WHAT YOU HAVE TO DO =
Exactly as written, retype the listing below, omitting the pictures.

** Opening GIVEN INFORMATION block **

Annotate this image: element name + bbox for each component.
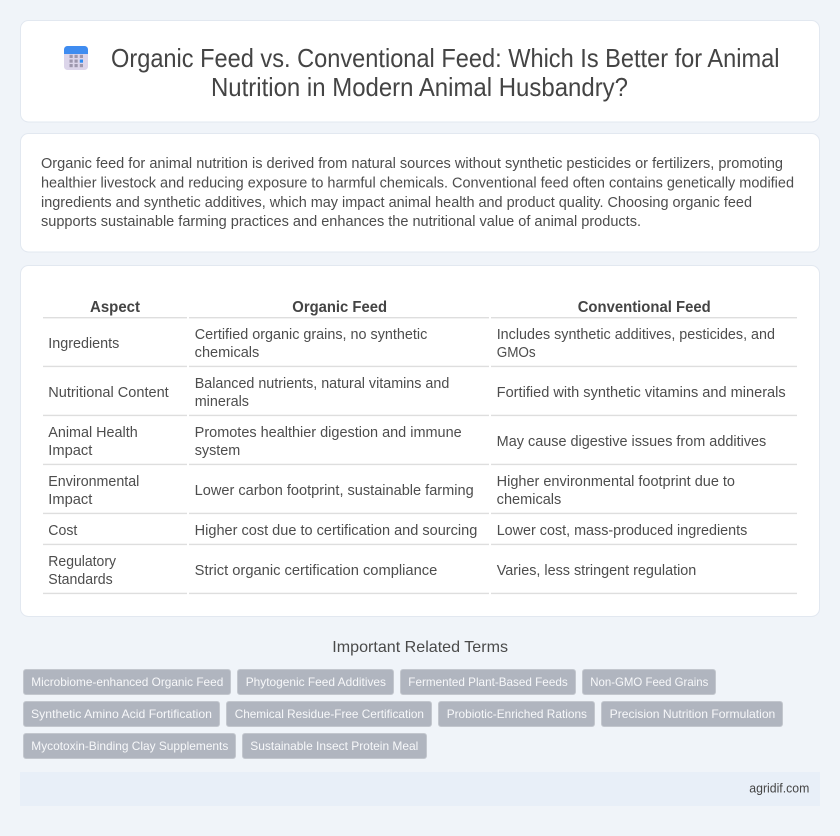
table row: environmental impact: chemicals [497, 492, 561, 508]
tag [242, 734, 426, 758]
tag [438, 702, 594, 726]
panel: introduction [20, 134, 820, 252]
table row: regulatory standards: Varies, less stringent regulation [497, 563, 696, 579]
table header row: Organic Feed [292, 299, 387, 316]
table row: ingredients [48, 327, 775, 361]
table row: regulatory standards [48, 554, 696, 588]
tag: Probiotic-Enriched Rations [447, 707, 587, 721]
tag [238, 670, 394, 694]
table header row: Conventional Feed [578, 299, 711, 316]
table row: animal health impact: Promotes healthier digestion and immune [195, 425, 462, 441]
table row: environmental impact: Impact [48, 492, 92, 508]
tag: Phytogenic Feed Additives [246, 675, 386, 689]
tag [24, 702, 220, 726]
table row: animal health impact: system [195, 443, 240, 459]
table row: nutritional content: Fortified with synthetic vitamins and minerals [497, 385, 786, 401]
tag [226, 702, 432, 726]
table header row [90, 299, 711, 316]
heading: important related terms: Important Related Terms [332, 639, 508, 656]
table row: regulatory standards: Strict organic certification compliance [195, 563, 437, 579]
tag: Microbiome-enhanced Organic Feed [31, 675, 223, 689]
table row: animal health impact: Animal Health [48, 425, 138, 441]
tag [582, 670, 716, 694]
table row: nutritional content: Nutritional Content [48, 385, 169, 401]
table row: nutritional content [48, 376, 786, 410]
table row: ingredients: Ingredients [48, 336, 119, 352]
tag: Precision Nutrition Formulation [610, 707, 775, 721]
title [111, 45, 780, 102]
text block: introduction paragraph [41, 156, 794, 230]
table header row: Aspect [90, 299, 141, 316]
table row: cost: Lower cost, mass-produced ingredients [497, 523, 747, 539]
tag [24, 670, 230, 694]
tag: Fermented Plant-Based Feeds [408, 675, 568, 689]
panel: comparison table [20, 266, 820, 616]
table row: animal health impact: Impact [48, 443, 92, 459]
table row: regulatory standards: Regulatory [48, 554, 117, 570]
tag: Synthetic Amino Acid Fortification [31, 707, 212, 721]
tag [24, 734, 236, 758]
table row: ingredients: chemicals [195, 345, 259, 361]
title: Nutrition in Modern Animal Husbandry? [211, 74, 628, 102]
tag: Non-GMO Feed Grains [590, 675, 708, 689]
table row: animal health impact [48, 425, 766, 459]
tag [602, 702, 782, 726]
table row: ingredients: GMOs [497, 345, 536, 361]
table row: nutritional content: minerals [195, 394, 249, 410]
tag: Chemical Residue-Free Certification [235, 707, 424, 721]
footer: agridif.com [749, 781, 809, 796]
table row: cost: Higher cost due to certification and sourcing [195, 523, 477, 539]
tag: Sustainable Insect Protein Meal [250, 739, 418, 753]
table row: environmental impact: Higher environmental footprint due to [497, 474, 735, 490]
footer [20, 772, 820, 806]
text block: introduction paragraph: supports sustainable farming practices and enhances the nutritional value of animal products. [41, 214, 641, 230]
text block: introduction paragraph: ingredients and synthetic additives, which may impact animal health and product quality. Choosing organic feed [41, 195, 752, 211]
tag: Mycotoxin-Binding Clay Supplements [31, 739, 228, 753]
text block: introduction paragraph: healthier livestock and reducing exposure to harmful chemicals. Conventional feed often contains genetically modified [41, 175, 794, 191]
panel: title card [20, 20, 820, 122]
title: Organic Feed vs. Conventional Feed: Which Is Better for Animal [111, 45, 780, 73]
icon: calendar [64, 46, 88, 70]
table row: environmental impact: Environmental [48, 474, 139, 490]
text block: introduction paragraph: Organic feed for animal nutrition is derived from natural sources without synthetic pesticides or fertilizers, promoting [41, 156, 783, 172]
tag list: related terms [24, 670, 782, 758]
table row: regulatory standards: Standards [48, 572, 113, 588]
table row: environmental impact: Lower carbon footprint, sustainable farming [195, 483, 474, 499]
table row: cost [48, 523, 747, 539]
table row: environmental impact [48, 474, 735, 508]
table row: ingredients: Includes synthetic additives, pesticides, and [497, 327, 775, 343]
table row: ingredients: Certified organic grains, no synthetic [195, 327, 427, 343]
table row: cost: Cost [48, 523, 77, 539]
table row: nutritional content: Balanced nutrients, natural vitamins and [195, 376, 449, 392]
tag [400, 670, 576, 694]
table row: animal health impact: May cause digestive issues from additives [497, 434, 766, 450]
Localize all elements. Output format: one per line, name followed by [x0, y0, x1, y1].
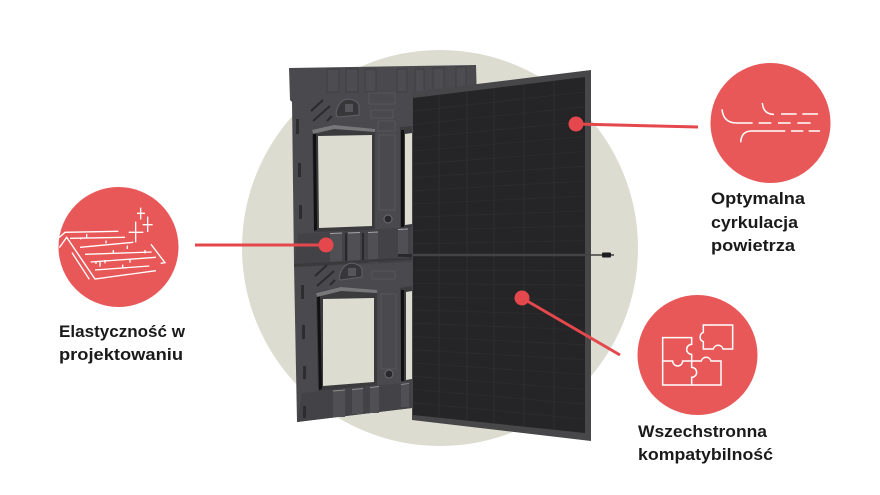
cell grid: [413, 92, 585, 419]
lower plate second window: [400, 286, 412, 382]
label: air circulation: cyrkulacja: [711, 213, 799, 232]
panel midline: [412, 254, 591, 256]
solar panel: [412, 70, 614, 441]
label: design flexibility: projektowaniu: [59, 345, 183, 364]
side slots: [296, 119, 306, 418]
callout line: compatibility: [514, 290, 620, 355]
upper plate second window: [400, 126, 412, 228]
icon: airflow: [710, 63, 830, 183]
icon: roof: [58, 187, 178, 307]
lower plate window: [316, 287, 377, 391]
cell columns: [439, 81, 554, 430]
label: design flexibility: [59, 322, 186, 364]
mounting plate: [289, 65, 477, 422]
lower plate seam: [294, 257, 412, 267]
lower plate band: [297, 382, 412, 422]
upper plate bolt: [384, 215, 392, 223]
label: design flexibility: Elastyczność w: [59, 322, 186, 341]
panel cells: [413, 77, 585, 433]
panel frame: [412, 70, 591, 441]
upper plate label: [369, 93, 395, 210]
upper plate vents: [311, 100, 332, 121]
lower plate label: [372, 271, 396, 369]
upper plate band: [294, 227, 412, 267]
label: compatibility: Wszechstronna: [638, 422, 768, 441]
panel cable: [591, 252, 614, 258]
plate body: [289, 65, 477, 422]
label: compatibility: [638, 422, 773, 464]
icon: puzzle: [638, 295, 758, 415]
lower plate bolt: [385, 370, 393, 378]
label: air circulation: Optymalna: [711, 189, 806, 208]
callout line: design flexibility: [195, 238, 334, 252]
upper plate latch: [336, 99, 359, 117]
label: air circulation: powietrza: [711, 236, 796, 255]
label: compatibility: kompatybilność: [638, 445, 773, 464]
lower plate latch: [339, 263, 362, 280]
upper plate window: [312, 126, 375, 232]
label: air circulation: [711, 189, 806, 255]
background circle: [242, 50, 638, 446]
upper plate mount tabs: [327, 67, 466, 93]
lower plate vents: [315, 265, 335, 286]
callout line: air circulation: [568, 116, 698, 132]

** Closing GIVEN INFORMATION block **

RESULT =
Annotate this image: element name + bbox for each component.
table row: environmental impact: chemicals [497, 492, 561, 508]
tag [242, 734, 426, 758]
tag [438, 702, 594, 726]
panel: introduction [20, 134, 820, 252]
table row: regulatory standards: Varies, less stringent regulation [497, 563, 696, 579]
table header row: Organic Feed [292, 299, 387, 316]
table row: ingredients [48, 327, 775, 361]
table row: regulatory standards [48, 554, 696, 588]
tag: Probiotic-Enriched Rations [447, 707, 587, 721]
tag [238, 670, 394, 694]
table header row: Conventional Feed [578, 299, 711, 316]
table row: animal health impact: Promotes healthier digestion and immune [195, 425, 462, 441]
table row: environmental impact: Impact [48, 492, 92, 508]
tag: Phytogenic Feed Additives [246, 675, 386, 689]
tag [24, 702, 220, 726]
table row: animal health impact: system [195, 443, 240, 459]
table row: nutritional content: Fortified with synthetic vitamins and minerals [497, 385, 786, 401]
tag [226, 702, 432, 726]
table header row [90, 299, 711, 316]
heading: important related terms: Important Related Terms [332, 639, 508, 656]
table row: regulatory standards: Strict organic certification compliance [195, 563, 437, 579]
tag: Microbiome-enhanced Organic Feed [31, 675, 223, 689]
table row: animal health impact: Animal Health [48, 425, 138, 441]
tag [582, 670, 716, 694]
table row: nutritional content: Nutritional Content [48, 385, 169, 401]
table row: nutritional content [48, 376, 786, 410]
table row: ingredients: Ingredients [48, 336, 119, 352]
tag: Precision Nutrition Formulation [610, 707, 775, 721]
title [111, 45, 780, 102]
text block: introduction paragraph [41, 156, 794, 230]
table header row: Aspect [90, 299, 141, 316]
table row: cost: Lower cost, mass-produced ingredients [497, 523, 747, 539]
tag [24, 670, 230, 694]
tag: Fermented Plant-Based Feeds [408, 675, 568, 689]
panel: comparison table [20, 266, 820, 616]
table row: animal health impact: Impact [48, 443, 92, 459]
table row: regulatory standards: Regulatory [48, 554, 117, 570]
tag: Synthetic Amino Acid Fortification [31, 707, 212, 721]
tag [24, 734, 236, 758]
table row: ingredients: chemicals [195, 345, 259, 361]
title: Nutrition in Modern Animal Husbandry? [211, 74, 628, 102]
tag: Non-GMO Feed Grains [590, 675, 708, 689]
table row: animal health impact [48, 425, 766, 459]
tag [602, 702, 782, 726]
table row: ingredients: GMOs [497, 345, 536, 361]
table row: nutritional content: minerals [195, 394, 249, 410]
tag: Chemical Residue-Free Certification [235, 707, 424, 721]
footer: agridif.com [749, 781, 809, 796]
table row: cost: Higher cost due to certification and sourcing [195, 523, 477, 539]
tag: Sustainable Insect Protein Meal [250, 739, 418, 753]
table row: environmental impact: Higher environmental footprint due to [497, 474, 735, 490]
footer [20, 772, 820, 806]
text block: introduction paragraph: supports sustainable farming practices and enhances the nutritional value of animal products. [41, 214, 641, 230]
text block: introduction paragraph: ingredients and synthetic additives, which may impact animal health and product quality. Choosing organic feed [41, 195, 752, 211]
tag: Mycotoxin-Binding Clay Supplements [31, 739, 228, 753]
text block: introduction paragraph: healthier livestock and reducing exposure to harmful chemicals. Conventional feed often contains genetically modified [41, 175, 794, 191]
panel: title card [20, 20, 820, 122]
title: Organic Feed vs. Conventional Feed: Which Is Better for Animal [111, 45, 780, 73]
icon: calendar [64, 46, 88, 70]
table row: environmental impact: Environmental [48, 474, 139, 490]
text block: introduction paragraph: Organic feed for animal nutrition is derived from natural sources without synthetic pesticides or fertilizers, promoting [41, 156, 783, 172]
tag list: related terms [24, 670, 782, 758]
table row: regulatory standards: Standards [48, 572, 113, 588]
table row: environmental impact: Lower carbon footprint, sustainable farming [195, 483, 474, 499]
table row: cost [48, 523, 747, 539]
table row: environmental impact [48, 474, 735, 508]
table row: ingredients: Includes synthetic additives, pesticides, and [497, 327, 775, 343]
table row: ingredients: Certified organic grains, no synthetic [195, 327, 427, 343]
table row: cost: Cost [48, 523, 77, 539]
table row: nutritional content: Balanced nutrients, natural vitamins and [195, 376, 449, 392]
tag [400, 670, 576, 694]
table row: animal health impact: May cause digestive issues from additives [497, 434, 766, 450]
Localize all elements. Output format: one per line, name followed by [x0, y0, x1, y1].
cell grid: [413, 92, 585, 419]
lower plate second window: [400, 286, 412, 382]
label: air circulation: cyrkulacja: [711, 213, 799, 232]
panel midline: [412, 254, 591, 256]
solar panel: [412, 70, 614, 441]
label: design flexibility: projektowaniu: [59, 345, 183, 364]
side slots: [296, 119, 306, 418]
callout line: compatibility: [514, 290, 620, 355]
upper plate second window: [400, 126, 412, 228]
icon: airflow: [710, 63, 830, 183]
icon: roof: [58, 187, 178, 307]
lower plate window: [316, 287, 377, 391]
cell columns: [439, 81, 554, 430]
label: design flexibility: [59, 322, 186, 364]
mounting plate: [289, 65, 477, 422]
lower plate seam: [294, 257, 412, 267]
lower plate band: [297, 382, 412, 422]
upper plate bolt: [384, 215, 392, 223]
label: design flexibility: Elastyczność w: [59, 322, 186, 341]
panel cells: [413, 77, 585, 433]
panel frame: [412, 70, 591, 441]
upper plate label: [369, 93, 395, 210]
upper plate vents: [311, 100, 332, 121]
lower plate label: [372, 271, 396, 369]
upper plate band: [294, 227, 412, 267]
label: compatibility: Wszechstronna: [638, 422, 768, 441]
panel cable: [591, 252, 614, 258]
plate body: [289, 65, 477, 422]
label: compatibility: [638, 422, 773, 464]
icon: puzzle: [638, 295, 758, 415]
lower plate bolt: [385, 370, 393, 378]
label: air circulation: Optymalna: [711, 189, 806, 208]
callout line: design flexibility: [195, 238, 334, 252]
upper plate latch: [336, 99, 359, 117]
label: air circulation: powietrza: [711, 236, 796, 255]
label: compatibility: kompatybilność: [638, 445, 773, 464]
lower plate latch: [339, 263, 362, 280]
upper plate window: [312, 126, 375, 232]
label: air circulation: [711, 189, 806, 255]
background circle: [242, 50, 638, 446]
upper plate mount tabs: [327, 67, 466, 93]
lower plate vents: [315, 265, 335, 286]
callout line: air circulation: [568, 116, 698, 132]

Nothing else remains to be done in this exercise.